Start DATA FOR THE TASK
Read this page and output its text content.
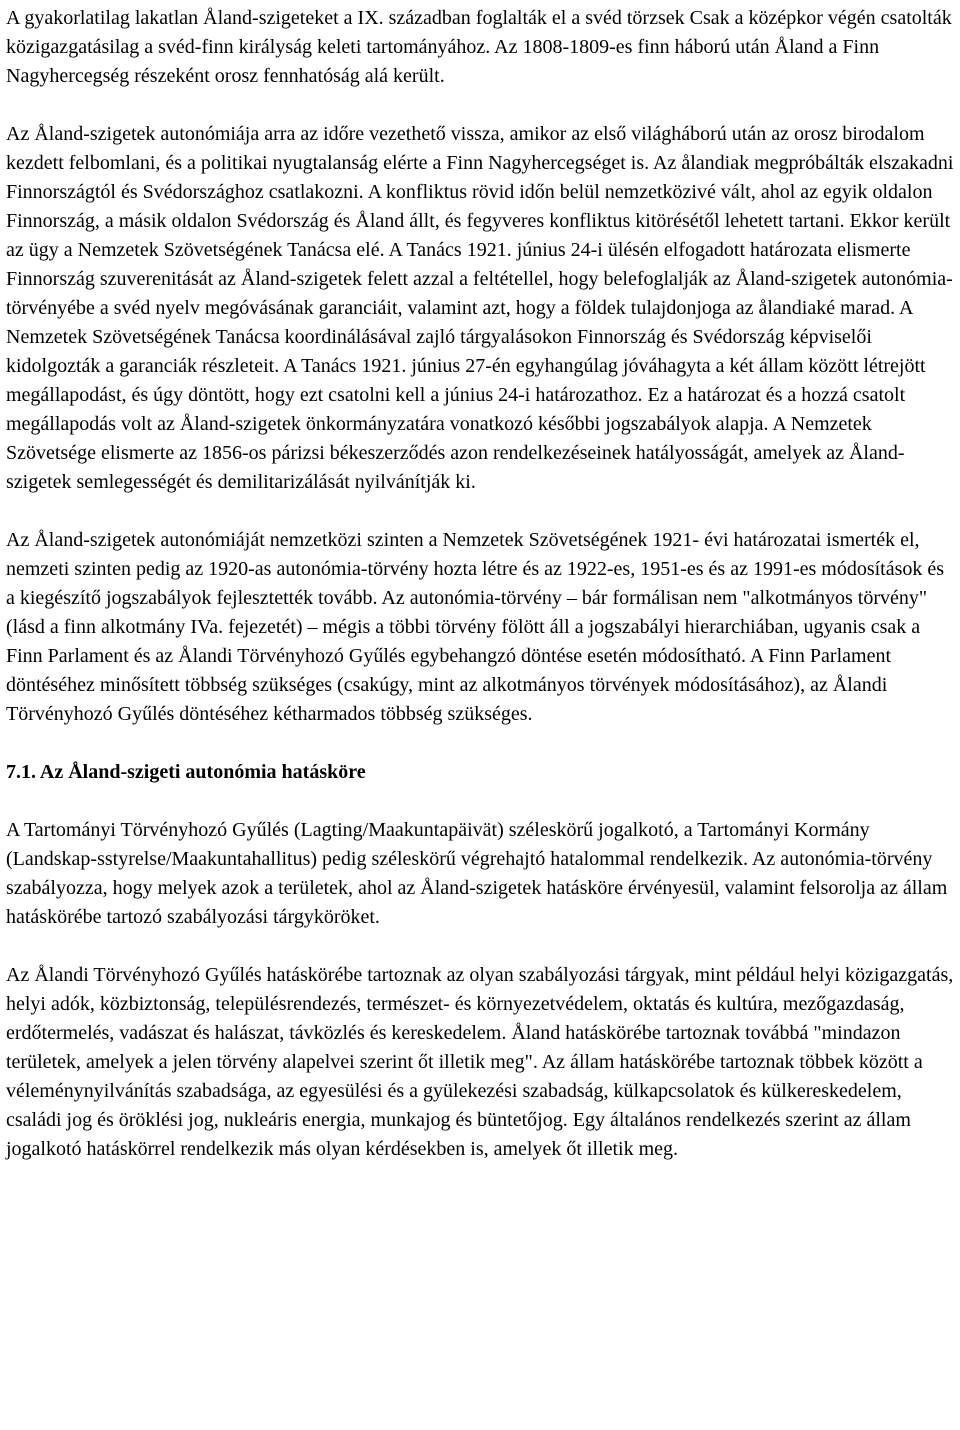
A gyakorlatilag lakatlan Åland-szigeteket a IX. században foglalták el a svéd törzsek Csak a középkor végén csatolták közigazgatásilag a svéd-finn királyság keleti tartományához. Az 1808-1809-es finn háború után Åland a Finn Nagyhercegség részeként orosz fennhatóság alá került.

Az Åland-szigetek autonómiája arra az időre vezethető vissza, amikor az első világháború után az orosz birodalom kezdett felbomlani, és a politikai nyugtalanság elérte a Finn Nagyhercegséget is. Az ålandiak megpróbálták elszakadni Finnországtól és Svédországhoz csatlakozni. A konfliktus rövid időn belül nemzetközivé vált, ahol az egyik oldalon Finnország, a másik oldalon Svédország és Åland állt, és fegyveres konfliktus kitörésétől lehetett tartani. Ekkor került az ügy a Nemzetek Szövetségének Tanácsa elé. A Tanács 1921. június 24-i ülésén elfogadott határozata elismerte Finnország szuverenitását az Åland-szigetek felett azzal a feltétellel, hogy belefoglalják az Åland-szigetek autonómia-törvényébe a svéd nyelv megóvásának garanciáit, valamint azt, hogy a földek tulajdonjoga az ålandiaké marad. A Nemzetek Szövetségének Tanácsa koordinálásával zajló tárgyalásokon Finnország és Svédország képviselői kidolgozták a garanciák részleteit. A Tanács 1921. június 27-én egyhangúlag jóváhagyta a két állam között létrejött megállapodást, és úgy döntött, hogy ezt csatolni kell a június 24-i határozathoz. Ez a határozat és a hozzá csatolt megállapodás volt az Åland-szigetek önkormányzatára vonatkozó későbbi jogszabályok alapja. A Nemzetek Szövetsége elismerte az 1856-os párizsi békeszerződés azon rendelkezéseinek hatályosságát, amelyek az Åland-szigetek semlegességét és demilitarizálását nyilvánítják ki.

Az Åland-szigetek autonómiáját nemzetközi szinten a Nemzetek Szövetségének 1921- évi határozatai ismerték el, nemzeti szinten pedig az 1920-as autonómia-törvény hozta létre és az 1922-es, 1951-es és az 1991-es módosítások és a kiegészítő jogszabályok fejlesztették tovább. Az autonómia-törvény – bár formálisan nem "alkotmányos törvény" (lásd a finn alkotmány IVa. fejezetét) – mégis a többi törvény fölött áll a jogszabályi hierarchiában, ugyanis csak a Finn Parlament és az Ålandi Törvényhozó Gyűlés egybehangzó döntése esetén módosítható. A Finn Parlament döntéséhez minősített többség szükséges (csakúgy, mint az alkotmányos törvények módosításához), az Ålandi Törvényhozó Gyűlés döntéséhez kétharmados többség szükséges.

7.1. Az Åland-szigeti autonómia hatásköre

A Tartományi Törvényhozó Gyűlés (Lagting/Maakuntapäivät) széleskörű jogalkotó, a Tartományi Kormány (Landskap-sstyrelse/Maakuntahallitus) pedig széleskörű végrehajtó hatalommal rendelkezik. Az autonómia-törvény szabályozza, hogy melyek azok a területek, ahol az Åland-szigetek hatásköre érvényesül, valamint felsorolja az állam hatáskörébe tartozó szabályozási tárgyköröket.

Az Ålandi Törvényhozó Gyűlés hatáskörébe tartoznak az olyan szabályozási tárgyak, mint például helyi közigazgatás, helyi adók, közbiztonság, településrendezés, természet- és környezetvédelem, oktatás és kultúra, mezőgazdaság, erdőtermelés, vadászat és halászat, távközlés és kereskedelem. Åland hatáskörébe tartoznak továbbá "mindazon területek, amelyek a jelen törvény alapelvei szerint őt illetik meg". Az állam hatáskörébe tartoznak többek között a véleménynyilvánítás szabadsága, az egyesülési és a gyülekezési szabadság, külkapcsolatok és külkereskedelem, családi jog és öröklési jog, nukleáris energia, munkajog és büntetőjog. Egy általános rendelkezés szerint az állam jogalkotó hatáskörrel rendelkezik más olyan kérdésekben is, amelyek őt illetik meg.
End DATA FOR THE TASK
EXERCISE BRIEF: Write out the entries above verbatim; the pictures do not belong in your copy.

RIGHT ANSWER:
Read this page and output its text content.
A gyakorlatilag lakatlan Åland-szigeteket a IX. században foglalták el a svéd törzsek Csak a középkor végén csatolták közigazgatásilag a svéd-finn királyság keleti tartományához. Az 1808-1809-es finn háború után Åland a Finn Nagyhercegség részeként orosz fennhatóság alá került.

Az Åland-szigetek autonómiája arra az időre vezethető vissza, amikor az első világháború után az orosz birodalom kezdett felbomlani, és a politikai nyugtalanság elérte a Finn Nagyhercegséget is. Az ålandiak megpróbálták elszakadni Finnországtól és Svédországhoz csatlakozni. A konfliktus rövid időn belül nemzetközivé vált, ahol az egyik oldalon Finnország, a másik oldalon Svédország és Åland állt, és fegyveres konfliktus kitörésétől lehetett tartani. Ekkor került az ügy a Nemzetek Szövetségének Tanácsa elé. A Tanács 1921. június 24-i ülésén elfogadott határozata elismerte Finnország szuverenitását az Åland-szigetek felett azzal a feltétellel, hogy belefoglalják az Åland-szigetek autonómia-törvényébe a svéd nyelv megóvásának garanciáit, valamint azt, hogy a földek tulajdonjoga az ålandiaké marad. A Nemzetek Szövetségének Tanácsa koordinálásával zajló tárgyalásokon Finnország és Svédország képviselői kidolgozták a garanciák részleteit. A Tanács 1921. június 27-én egyhangúlag jóváhagyta a két állam között létrejött megállapodást, és úgy döntött, hogy ezt csatolni kell a június 24-i határozathoz. Ez a határozat és a hozzá csatolt megállapodás volt az Åland-szigetek önkormányzatára vonatkozó későbbi jogszabályok alapja. A Nemzetek Szövetsége elismerte az 1856-os párizsi békeszerződés azon rendelkezéseinek hatályosságát, amelyek az Åland-szigetek semlegességét és demilitarizálását nyilvánítják ki.

Az Åland-szigetek autonómiáját nemzetközi szinten a Nemzetek Szövetségének 1921- évi határozatai ismerték el, nemzeti szinten pedig az 1920-as autonómia-törvény hozta létre és az 1922-es, 1951-es és az 1991-es módosítások és a kiegészítő jogszabályok fejlesztették tovább. Az autonómia-törvény – bár formálisan nem "alkotmányos törvény" (lásd a finn alkotmány IVa. fejezetét) – mégis a többi törvény fölött áll a jogszabályi hierarchiában, ugyanis csak a Finn Parlament és az Ålandi Törvényhozó Gyűlés egybehangzó döntése esetén módosítható. A Finn Parlament döntéséhez minősített többség szükséges (csakúgy, mint az alkotmányos törvények módosításához), az Ålandi Törvényhozó Gyűlés döntéséhez kétharmados többség szükséges.

7.1. Az Åland-szigeti autonómia hatásköre

A Tartományi Törvényhozó Gyűlés (Lagting/Maakuntapäivät) széleskörű jogalkotó, a Tartományi Kormány (Landskap-sstyrelse/Maakuntahallitus) pedig széleskörű végrehajtó hatalommal rendelkezik. Az autonómia-törvény szabályozza, hogy melyek azok a területek, ahol az Åland-szigetek hatásköre érvényesül, valamint felsorolja az állam hatáskörébe tartozó szabályozási tárgyköröket.

Az Ålandi Törvényhozó Gyűlés hatáskörébe tartoznak az olyan szabályozási tárgyak, mint például helyi közigazgatás, helyi adók, közbiztonság, településrendezés, természet- és környezetvédelem, oktatás és kultúra, mezőgazdaság, erdőtermelés, vadászat és halászat, távközlés és kereskedelem. Åland hatáskörébe tartoznak továbbá "mindazon területek, amelyek a jelen törvény alapelvei szerint őt illetik meg". Az állam hatáskörébe tartoznak többek között a véleménynyilvánítás szabadsága, az egyesülési és a gyülekezési szabadság, külkapcsolatok és külkereskedelem, családi jog és öröklési jog, nukleáris energia, munkajog és büntetőjog. Egy általános rendelkezés szerint az állam jogalkotó hatáskörrel rendelkezik más olyan kérdésekben is, amelyek őt illetik meg.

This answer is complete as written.